— Required task —
Your answer should be a single number: the count of lines that include the word "JSON".

· · ·

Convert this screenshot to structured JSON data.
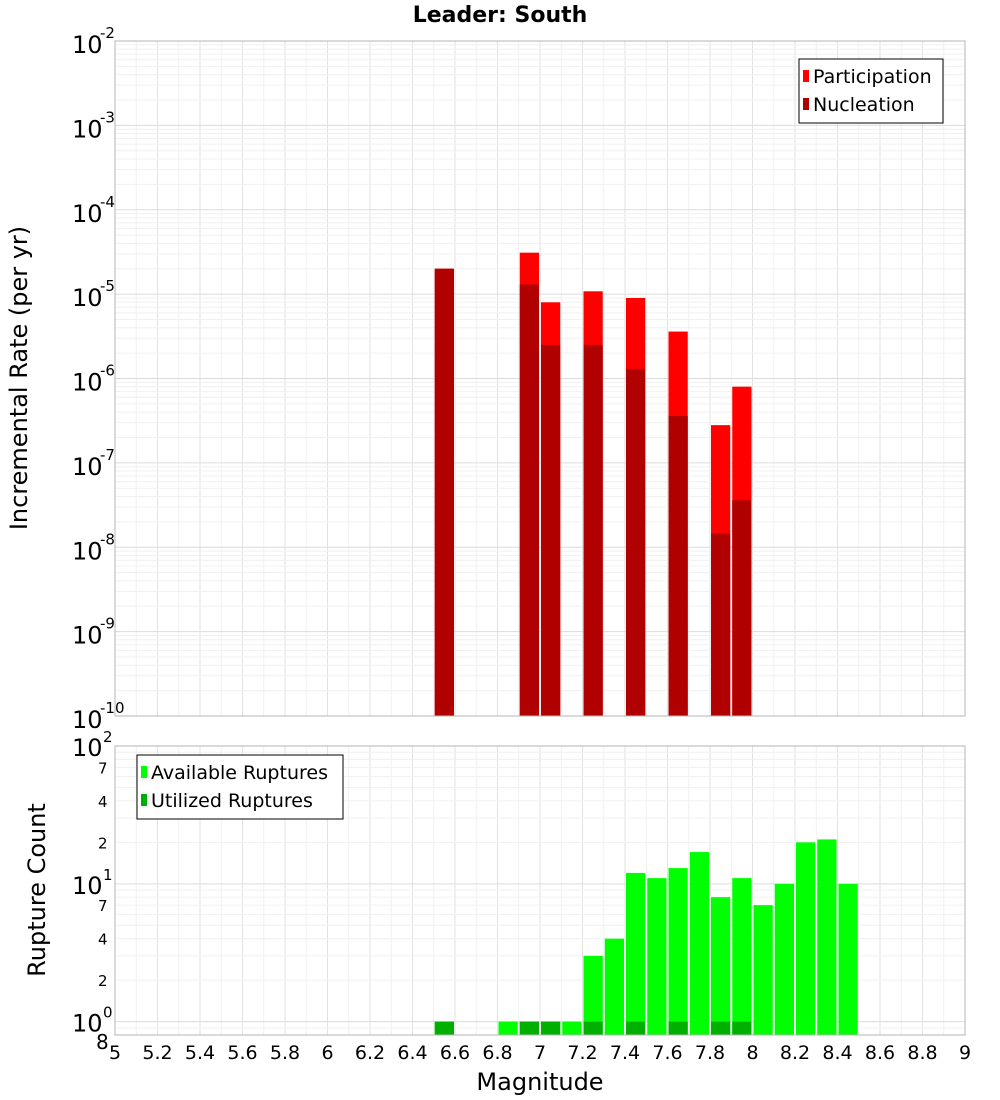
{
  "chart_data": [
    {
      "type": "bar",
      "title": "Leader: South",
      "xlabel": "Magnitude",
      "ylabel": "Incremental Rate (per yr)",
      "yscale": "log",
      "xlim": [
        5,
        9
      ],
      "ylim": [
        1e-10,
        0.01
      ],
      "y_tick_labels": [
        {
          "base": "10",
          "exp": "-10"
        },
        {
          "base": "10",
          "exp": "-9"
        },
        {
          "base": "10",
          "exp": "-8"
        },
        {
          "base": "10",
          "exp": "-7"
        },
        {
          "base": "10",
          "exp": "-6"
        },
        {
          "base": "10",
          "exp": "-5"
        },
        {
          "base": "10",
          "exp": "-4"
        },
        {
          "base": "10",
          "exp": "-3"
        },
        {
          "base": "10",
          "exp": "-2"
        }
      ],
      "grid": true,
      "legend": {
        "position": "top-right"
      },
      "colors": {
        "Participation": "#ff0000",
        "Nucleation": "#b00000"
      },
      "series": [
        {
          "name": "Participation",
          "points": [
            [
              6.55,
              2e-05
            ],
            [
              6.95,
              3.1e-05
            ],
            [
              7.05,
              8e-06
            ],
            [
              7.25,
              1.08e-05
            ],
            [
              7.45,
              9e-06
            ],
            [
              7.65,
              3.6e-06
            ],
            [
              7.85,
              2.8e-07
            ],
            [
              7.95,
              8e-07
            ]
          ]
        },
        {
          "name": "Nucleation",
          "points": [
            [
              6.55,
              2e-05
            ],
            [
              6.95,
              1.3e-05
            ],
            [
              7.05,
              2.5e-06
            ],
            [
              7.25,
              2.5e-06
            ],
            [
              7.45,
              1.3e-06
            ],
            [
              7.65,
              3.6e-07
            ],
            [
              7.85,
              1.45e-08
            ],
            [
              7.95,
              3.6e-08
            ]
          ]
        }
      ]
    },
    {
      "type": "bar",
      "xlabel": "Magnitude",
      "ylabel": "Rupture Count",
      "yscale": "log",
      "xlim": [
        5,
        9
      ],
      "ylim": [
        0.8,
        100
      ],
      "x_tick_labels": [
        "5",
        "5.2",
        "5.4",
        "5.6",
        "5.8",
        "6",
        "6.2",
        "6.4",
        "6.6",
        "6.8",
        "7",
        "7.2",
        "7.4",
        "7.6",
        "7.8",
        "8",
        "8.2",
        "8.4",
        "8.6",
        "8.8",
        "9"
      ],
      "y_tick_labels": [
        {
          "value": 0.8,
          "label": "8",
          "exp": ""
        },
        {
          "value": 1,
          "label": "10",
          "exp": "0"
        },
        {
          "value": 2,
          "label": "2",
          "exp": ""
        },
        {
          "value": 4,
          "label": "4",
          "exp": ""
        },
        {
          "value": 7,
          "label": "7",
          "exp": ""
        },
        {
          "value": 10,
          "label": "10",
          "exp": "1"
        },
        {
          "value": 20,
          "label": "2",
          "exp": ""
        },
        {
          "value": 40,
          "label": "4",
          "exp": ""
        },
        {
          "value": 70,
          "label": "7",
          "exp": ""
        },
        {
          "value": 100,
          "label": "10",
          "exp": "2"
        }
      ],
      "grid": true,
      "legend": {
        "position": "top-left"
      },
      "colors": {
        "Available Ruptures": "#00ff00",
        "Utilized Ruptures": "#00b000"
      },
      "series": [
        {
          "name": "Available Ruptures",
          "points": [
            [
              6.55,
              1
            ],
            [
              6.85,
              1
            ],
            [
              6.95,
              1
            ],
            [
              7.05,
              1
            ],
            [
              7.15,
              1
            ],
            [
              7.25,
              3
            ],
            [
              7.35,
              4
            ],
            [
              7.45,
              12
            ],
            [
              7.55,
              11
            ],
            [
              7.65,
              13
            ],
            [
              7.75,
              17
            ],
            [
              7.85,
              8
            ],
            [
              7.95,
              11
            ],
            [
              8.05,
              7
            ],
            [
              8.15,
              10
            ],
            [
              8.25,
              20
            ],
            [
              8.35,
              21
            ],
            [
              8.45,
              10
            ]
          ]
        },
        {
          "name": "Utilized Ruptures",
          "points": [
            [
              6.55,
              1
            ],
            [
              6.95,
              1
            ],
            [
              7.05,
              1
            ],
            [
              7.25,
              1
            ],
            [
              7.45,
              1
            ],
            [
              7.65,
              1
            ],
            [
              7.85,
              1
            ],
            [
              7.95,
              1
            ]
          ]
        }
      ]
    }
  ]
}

· · ·

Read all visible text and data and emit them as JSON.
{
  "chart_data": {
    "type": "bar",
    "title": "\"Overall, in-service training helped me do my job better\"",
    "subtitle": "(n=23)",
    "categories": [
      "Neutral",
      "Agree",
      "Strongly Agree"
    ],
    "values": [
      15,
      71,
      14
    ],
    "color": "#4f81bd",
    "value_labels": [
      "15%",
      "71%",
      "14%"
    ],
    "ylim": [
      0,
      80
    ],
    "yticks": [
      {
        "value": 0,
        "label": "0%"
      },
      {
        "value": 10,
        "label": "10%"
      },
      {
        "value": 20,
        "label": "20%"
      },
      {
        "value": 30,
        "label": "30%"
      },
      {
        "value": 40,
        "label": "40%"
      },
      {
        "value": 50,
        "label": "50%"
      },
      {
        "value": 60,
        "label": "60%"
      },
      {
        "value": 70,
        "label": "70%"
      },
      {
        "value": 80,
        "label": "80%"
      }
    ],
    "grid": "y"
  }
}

· · ·

— Task response —
2